Un problème supplémentaire est que l’on entend appliquer
les principes de la microfinance d’un intérêt indiscutable par ailleurs à des
populations hétérogènes dans leur pauvreté relative.
On se retrouve donc en fait dans une agriculture à deux
vitesses : l’une de type industriel, comme chez nous, qui doit se
soumettre aux règles de l’Organisation Mondiale du Commerce, l’autre de type
social qui concerne la très grande
majorité des populations rurales.
On notera au passage que dans le second cas les résultats
des actions menées pour atteindre des objectifs sociaux sont mesurés selon des
critères uniquement économiques.
Le financement est réalisé pour le premier type, la
minorité, par les banques commerciales traditionnelles, pour le second par des
systèmes complexes, notamment mutuelles d’épargne et de crédit qui fleurissent
à qui mieux mieux sur le plan local, sans aucune coordination nationale, et qui
finalement n’arrivent à concerner qu’une « minorité de la
majorité » : les plus pauvres parmi les pauvres, les autres devant se
débrouiller comme ils peuvent en recourant notamment au crédit informel.

DONNÉES EXTRAITES.
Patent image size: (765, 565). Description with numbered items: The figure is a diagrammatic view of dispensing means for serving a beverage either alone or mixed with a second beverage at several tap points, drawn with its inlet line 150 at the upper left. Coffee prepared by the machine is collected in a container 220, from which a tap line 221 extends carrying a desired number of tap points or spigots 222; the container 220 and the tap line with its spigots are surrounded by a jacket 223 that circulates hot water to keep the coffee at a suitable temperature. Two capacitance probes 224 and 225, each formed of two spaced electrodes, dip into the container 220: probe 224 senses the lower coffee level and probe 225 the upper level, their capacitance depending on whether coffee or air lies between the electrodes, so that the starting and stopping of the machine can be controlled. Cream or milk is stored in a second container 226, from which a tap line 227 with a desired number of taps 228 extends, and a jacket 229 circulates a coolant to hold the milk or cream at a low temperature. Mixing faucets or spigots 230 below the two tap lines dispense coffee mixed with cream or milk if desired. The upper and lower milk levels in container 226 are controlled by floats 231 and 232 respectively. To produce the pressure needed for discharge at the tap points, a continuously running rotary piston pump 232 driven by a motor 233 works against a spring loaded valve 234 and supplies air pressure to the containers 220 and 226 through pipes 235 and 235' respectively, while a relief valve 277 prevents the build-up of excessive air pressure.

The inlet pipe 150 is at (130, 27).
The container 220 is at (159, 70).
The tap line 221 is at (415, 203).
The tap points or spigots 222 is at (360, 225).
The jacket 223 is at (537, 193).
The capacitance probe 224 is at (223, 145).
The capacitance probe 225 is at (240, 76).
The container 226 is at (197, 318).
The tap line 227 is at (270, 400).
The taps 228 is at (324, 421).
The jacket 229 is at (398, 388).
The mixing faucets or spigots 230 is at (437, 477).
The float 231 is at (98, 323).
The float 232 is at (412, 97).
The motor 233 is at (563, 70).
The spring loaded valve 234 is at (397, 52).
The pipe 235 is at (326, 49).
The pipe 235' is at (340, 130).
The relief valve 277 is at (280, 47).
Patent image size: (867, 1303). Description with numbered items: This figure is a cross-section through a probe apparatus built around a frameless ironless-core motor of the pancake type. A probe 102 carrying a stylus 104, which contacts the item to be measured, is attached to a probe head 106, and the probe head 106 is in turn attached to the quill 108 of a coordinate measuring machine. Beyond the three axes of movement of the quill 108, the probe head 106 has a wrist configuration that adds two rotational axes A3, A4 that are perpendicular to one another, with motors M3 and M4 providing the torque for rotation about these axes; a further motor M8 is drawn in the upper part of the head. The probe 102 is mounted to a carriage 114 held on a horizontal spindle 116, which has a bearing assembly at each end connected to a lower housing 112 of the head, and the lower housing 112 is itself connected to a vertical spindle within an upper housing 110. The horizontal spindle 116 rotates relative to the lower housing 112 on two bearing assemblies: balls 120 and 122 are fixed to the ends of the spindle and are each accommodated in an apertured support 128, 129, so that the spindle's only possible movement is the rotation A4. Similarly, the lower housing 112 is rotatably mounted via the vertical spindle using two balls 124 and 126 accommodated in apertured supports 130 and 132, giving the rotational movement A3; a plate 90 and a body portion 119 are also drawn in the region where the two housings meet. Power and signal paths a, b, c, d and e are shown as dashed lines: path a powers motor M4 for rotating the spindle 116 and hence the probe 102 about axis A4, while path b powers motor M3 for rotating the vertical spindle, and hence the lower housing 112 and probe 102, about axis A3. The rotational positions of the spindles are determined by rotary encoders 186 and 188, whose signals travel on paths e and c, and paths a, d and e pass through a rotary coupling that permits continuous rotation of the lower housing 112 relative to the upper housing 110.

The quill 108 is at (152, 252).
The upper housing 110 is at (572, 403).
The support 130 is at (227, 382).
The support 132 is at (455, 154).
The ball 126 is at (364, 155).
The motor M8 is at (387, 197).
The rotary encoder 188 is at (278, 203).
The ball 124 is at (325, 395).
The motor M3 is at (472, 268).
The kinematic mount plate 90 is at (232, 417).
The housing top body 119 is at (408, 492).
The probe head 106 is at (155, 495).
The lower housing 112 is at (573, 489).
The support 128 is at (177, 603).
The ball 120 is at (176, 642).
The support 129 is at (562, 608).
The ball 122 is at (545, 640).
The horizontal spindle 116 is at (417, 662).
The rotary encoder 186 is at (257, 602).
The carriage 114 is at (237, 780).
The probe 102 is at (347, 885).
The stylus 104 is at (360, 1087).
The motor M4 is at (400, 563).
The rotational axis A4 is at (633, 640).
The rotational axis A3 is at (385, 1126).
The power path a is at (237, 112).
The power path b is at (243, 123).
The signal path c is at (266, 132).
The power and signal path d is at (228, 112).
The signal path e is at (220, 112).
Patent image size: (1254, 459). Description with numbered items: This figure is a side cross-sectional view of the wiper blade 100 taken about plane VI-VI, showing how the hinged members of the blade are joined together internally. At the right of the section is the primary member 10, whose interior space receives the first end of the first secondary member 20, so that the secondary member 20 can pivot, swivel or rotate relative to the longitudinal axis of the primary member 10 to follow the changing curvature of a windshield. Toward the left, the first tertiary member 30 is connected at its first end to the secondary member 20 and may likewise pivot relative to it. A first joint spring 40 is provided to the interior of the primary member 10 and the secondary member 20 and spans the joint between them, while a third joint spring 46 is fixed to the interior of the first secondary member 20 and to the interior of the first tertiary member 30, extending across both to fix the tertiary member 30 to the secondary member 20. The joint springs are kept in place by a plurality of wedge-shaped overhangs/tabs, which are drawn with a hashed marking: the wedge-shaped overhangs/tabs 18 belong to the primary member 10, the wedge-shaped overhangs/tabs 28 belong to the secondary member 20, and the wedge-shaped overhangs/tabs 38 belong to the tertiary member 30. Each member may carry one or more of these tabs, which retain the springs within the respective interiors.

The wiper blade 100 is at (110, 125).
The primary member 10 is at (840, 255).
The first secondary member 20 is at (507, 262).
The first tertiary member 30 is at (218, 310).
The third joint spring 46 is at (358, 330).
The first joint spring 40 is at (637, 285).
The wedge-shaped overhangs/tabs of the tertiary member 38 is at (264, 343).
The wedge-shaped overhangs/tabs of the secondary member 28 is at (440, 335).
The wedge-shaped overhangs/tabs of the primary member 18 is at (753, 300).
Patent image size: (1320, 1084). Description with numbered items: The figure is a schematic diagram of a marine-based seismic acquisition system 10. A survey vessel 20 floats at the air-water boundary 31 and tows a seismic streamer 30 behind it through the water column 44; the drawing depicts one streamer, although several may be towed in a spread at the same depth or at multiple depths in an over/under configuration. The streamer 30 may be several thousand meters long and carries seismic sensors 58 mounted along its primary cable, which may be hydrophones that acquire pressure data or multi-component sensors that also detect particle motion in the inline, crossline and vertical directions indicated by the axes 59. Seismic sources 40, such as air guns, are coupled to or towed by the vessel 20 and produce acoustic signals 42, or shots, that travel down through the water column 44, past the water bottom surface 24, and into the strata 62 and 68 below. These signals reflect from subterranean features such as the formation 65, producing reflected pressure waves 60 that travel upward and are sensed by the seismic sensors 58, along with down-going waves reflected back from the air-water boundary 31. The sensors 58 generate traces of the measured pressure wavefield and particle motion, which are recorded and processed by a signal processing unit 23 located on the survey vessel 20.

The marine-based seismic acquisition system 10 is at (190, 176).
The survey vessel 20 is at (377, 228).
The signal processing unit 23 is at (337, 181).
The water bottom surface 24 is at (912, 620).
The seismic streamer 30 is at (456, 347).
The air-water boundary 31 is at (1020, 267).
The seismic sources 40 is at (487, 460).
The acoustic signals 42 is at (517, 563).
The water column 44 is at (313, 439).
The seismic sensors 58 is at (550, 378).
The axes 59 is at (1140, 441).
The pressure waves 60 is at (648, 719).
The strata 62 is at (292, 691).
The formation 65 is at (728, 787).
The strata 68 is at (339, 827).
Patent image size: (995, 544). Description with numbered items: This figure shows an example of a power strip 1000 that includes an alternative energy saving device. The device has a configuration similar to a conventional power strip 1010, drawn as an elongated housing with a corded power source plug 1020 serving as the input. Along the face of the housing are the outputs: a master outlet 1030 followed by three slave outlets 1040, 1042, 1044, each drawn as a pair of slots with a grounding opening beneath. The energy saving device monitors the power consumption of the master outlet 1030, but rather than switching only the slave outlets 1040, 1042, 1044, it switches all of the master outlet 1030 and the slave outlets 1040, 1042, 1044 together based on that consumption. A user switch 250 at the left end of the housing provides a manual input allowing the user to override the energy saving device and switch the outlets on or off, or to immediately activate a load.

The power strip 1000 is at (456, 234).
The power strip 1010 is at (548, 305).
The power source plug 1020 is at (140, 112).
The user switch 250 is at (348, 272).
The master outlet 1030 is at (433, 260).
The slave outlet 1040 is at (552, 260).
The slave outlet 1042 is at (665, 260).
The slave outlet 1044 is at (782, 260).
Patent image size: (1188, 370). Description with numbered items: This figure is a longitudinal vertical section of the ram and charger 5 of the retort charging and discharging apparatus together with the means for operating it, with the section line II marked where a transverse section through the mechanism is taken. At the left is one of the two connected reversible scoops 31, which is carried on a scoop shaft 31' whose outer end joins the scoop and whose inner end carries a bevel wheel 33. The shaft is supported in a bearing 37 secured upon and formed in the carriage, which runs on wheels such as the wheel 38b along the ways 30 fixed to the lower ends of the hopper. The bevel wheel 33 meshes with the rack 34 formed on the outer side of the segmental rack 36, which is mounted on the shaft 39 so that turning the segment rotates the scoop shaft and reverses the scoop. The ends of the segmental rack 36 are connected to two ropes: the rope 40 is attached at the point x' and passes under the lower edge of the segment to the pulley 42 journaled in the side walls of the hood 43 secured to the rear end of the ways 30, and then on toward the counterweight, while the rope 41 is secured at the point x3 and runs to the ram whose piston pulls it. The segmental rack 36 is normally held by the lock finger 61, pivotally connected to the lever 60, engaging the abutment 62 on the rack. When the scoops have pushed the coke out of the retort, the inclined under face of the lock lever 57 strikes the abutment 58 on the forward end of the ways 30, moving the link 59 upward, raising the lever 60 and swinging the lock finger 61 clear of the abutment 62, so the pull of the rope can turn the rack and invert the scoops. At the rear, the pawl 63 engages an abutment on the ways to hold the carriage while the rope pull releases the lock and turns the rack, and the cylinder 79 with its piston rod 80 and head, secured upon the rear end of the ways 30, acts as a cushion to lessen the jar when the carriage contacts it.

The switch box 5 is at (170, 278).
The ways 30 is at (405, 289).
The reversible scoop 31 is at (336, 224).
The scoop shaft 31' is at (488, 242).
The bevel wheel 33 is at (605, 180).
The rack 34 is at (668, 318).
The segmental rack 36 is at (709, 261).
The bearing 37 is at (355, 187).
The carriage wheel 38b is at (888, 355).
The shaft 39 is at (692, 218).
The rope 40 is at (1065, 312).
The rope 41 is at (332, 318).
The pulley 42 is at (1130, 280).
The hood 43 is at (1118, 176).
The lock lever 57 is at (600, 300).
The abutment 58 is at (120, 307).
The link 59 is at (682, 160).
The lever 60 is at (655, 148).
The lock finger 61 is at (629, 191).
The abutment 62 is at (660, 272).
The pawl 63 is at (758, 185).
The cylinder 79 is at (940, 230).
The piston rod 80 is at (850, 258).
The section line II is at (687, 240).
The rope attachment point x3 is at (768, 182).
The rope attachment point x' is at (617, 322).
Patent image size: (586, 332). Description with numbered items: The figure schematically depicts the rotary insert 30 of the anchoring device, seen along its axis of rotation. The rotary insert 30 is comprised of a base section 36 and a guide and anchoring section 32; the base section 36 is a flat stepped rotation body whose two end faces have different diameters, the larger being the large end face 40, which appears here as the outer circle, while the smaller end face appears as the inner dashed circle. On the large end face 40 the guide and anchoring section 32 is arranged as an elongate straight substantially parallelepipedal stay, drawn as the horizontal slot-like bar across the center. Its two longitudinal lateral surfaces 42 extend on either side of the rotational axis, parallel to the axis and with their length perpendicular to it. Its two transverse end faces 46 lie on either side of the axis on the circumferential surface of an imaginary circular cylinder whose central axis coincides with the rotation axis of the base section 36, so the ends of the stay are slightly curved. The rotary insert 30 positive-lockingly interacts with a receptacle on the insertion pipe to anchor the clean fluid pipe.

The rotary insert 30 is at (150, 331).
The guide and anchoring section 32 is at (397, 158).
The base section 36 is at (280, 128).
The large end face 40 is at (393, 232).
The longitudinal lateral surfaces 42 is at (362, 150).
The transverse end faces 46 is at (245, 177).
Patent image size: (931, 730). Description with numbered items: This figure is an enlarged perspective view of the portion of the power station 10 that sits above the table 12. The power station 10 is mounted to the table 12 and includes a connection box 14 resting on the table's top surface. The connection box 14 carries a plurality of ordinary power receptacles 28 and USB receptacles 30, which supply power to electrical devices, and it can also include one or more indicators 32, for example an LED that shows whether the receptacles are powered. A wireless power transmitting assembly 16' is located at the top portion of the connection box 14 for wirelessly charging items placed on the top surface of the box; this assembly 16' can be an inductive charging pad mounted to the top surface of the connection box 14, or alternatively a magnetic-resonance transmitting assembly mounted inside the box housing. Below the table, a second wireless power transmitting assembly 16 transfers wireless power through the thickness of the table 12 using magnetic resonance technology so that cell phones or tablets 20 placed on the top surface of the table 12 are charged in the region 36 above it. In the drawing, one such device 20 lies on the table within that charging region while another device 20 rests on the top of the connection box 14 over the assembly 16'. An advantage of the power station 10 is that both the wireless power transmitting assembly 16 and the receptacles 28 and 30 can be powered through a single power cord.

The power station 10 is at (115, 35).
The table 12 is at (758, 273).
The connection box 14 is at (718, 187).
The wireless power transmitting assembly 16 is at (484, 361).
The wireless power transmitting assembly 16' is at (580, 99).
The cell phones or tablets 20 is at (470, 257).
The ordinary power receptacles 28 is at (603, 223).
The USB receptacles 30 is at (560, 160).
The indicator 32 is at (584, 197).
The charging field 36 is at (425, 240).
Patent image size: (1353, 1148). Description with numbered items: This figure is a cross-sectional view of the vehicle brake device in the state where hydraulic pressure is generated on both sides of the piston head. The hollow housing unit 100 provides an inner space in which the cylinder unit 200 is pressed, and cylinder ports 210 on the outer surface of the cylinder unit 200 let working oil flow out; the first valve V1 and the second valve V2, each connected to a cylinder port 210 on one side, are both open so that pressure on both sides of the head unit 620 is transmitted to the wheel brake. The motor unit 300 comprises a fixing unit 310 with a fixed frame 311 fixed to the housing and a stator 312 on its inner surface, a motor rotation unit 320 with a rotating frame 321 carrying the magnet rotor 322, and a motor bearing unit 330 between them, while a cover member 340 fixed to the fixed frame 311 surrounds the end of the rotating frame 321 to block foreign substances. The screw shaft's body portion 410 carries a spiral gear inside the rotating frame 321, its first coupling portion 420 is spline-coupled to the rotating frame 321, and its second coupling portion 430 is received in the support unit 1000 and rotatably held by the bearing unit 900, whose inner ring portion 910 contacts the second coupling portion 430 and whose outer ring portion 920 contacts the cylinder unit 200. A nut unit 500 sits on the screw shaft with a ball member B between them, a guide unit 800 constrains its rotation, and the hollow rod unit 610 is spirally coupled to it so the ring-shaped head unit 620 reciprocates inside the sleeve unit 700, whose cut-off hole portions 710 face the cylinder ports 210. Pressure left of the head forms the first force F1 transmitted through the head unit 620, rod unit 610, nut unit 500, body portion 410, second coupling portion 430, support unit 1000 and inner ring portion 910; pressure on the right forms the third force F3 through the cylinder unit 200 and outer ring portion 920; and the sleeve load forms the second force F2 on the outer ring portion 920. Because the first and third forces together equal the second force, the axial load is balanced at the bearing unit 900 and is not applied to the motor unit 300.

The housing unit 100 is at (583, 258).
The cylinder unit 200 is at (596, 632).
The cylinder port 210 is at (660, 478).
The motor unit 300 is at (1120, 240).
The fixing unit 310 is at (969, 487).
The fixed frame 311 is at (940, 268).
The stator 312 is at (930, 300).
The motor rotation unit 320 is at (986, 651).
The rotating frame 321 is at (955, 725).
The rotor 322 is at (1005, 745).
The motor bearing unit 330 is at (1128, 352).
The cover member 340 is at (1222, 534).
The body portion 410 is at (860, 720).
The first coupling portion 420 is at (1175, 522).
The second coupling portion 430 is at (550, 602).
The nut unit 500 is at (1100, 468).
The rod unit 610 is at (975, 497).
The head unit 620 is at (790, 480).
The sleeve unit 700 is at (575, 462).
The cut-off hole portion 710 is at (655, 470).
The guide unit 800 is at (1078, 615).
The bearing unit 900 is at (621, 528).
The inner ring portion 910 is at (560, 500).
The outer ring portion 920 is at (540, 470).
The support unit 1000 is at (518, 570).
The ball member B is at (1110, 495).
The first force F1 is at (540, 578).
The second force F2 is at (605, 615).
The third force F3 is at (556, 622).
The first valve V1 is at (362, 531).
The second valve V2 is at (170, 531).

EXERCICES À TRAITER.
[1] Répondez à ces questions sur le texte consacré à la microfinance :
(a) À quelles règles l'agriculture de type industriel doit-elle se soumettre ?
(b) Selon quels critères mesure-t-on les résultats des actions menées pour atteindre des objectifs sociaux ?
(c) Par qui le premier type d'agriculture est-il financé ?
[2] Reproduisez à l'identique, s'il vous plaît, le passage des enregistrements qui va de leur début jusqu'à la ligne contenant « The pipe 235' is at (340, 130). », celle-ci comprise.

CORRIGÉ DE L'EXERCICE.
[1]
(a) Aux règles de l'Organisation Mondiale du Commerce.
(b) Selon des critères uniquement économiques.
(c) Par les banques commerciales traditionnelles.

[2]
Patent image size: (765, 565). Description with numbered items: The figure is a diagrammatic view of dispensing means for serving a beverage either alone or mixed with a second beverage at several tap points, drawn with its inlet line 150 at the upper left. Coffee prepared by the machine is collected in a container 220, from which a tap line 221 extends carrying a desired number of tap points or spigots 222; the container 220 and the tap line with its spigots are surrounded by a jacket 223 that circulates hot water to keep the coffee at a suitable temperature. Two capacitance probes 224 and 225, each formed of two spaced electrodes, dip into the container 220: probe 224 senses the lower coffee level and probe 225 the upper level, their capacitance depending on whether coffee or air lies between the electrodes, so that the starting and stopping of the machine can be controlled. Cream or milk is stored in a second container 226, from which a tap line 227 with a desired number of taps 228 extends, and a jacket 229 circulates a coolant to hold the milk or cream at a low temperature. Mixing faucets or spigots 230 below the two tap lines dispense coffee mixed with cream or milk if desired. The upper and lower milk levels in container 226 are controlled by floats 231 and 232 respectively. To produce the pressure needed for discharge at the tap points, a continuously running rotary piston pump 232 driven by a motor 233 works against a spring loaded valve 234 and supplies air pressure to the containers 220 and 226 through pipes 235 and 235' respectively, while a relief valve 277 prevents the build-up of excessive air pressure.

The inlet pipe 150 is at (130, 27).
The container 220 is at (159, 70).
The tap line 221 is at (415, 203).
The tap points or spigots 222 is at (360, 225).
The jacket 223 is at (537, 193).
The capacitance probe 224 is at (223, 145).
The capacitance probe 225 is at (240, 76).
The container 226 is at (197, 318).
The tap line 227 is at (270, 400).
The taps 228 is at (324, 421).
The jacket 229 is at (398, 388).
The mixing faucets or spigots 230 is at (437, 477).
The float 231 is at (98, 323).
The float 232 is at (412, 97).
The motor 233 is at (563, 70).
The spring loaded valve 234 is at (397, 52).
The pipe 235 is at (326, 49).
The pipe 235' is at (340, 130).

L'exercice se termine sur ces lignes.